Task details:
Where does the string "name" appear in the records? Copy every line that contains it.

[Figure record listings]
[start]
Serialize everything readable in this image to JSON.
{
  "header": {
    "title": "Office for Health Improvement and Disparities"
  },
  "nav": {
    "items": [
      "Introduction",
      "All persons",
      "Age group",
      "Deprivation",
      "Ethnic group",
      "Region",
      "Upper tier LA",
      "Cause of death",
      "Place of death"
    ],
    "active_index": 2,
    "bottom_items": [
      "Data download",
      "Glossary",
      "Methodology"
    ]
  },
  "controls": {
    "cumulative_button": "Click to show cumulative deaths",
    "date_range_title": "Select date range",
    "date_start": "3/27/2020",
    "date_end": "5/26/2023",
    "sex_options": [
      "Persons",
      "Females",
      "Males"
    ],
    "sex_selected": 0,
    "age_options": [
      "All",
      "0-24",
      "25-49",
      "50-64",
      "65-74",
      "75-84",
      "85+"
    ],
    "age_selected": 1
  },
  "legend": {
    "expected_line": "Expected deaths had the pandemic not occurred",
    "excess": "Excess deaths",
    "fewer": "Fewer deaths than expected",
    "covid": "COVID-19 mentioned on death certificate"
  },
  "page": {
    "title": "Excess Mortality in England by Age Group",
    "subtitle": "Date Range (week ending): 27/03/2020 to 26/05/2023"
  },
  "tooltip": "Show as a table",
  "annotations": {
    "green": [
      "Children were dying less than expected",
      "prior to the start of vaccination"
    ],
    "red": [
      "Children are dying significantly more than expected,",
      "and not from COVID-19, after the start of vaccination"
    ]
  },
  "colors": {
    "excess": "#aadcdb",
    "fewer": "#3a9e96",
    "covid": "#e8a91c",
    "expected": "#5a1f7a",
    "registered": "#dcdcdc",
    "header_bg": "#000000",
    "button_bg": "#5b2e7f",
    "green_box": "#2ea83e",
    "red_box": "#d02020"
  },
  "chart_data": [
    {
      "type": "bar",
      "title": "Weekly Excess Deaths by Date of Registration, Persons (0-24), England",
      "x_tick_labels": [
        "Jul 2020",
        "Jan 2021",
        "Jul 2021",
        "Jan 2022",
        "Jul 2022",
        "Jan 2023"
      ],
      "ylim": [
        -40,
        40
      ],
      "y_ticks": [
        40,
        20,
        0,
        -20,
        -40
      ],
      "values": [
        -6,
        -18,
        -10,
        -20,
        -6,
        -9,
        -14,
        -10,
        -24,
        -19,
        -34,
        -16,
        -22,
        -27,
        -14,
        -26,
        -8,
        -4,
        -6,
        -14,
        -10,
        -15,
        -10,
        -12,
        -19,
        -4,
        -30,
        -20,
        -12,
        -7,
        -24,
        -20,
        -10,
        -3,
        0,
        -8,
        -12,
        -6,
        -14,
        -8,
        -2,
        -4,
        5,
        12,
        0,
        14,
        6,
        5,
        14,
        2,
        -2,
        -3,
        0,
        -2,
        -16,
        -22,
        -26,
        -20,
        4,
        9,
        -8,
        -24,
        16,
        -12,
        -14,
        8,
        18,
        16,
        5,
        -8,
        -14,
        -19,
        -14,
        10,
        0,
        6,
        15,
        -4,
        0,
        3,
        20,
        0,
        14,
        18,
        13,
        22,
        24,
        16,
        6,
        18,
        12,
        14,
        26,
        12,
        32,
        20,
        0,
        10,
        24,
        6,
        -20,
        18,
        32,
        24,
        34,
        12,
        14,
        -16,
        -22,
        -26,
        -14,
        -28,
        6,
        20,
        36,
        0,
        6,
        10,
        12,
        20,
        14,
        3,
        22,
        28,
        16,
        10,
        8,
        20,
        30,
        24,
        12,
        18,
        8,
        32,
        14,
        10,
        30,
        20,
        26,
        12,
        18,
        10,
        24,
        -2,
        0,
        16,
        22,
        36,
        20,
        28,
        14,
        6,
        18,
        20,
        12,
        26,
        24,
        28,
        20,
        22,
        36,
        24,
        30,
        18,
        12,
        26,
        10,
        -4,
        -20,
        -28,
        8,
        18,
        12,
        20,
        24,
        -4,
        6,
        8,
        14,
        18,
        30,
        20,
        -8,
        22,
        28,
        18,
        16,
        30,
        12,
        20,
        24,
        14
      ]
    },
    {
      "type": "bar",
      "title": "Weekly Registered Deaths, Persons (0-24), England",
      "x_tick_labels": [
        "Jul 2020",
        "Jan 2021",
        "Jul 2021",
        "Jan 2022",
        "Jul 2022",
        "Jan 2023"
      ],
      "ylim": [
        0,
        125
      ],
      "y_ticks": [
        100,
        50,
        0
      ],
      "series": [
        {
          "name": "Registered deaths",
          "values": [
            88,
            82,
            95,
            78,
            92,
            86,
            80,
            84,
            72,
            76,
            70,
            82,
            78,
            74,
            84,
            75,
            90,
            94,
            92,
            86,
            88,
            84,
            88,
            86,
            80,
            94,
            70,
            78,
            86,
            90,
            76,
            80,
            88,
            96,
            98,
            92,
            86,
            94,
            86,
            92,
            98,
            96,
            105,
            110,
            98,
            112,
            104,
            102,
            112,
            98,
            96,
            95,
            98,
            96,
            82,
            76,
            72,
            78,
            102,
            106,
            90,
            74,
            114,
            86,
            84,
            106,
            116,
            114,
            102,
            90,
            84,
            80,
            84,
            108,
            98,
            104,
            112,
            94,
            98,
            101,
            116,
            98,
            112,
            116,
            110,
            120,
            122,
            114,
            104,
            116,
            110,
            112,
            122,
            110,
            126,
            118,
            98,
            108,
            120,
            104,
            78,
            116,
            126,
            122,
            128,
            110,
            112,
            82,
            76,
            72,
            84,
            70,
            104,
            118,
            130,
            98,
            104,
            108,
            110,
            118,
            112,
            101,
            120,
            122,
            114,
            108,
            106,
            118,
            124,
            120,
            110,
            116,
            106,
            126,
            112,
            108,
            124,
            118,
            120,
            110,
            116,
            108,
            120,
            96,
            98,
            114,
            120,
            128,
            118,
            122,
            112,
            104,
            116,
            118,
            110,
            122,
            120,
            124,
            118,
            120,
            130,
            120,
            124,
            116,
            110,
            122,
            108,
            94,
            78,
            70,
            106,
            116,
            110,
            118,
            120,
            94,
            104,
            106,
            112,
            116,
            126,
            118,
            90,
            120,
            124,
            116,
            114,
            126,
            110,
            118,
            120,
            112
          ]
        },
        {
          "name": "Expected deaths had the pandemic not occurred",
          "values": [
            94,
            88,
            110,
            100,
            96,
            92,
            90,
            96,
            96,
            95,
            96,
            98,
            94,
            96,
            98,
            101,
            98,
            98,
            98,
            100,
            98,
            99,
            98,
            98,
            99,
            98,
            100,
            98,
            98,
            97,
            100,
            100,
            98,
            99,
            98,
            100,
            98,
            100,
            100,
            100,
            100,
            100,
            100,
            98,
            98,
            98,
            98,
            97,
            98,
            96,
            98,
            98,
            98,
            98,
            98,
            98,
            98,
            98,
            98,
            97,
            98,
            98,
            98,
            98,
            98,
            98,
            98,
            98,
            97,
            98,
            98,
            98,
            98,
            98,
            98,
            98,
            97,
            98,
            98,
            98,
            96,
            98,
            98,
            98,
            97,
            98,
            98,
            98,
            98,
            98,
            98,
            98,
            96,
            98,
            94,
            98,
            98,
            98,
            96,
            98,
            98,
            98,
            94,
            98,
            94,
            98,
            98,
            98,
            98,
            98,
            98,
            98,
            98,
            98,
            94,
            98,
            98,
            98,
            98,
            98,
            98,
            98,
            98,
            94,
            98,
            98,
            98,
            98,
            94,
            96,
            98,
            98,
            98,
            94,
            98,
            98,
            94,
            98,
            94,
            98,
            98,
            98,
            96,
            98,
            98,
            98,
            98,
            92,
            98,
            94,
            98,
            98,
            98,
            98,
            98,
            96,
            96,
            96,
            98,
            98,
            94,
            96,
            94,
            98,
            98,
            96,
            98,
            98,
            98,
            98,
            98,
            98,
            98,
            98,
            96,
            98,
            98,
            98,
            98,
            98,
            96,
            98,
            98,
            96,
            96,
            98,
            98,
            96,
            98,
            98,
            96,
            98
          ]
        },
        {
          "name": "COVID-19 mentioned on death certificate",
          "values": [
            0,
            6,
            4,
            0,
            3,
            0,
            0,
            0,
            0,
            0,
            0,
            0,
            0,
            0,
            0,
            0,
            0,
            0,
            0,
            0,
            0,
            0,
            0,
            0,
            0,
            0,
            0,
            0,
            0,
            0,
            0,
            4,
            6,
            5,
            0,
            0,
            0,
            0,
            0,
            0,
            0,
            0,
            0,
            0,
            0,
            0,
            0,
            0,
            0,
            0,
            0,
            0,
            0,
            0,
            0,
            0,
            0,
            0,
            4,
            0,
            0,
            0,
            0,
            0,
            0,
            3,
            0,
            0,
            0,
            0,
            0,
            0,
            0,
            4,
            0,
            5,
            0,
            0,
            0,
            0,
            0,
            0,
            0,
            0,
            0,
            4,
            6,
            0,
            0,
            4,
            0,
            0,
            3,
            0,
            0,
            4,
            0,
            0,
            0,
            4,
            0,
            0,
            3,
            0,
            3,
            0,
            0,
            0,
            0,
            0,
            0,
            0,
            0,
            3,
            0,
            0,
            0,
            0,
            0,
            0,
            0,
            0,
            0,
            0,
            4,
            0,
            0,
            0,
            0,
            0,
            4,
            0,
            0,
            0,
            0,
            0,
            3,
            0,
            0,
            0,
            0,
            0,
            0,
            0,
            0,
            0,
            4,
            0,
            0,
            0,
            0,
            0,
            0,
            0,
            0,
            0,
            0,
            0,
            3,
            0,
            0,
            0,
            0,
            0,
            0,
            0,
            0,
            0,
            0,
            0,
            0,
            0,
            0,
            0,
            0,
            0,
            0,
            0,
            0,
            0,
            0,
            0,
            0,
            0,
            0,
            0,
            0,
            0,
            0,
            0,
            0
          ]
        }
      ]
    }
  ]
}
[end]
Problem solution:
          "name": "Registered deaths",
          "name": "Expected deaths had the pandemic not occurred",
          "name": "COVID-19 mentioned on death certificate",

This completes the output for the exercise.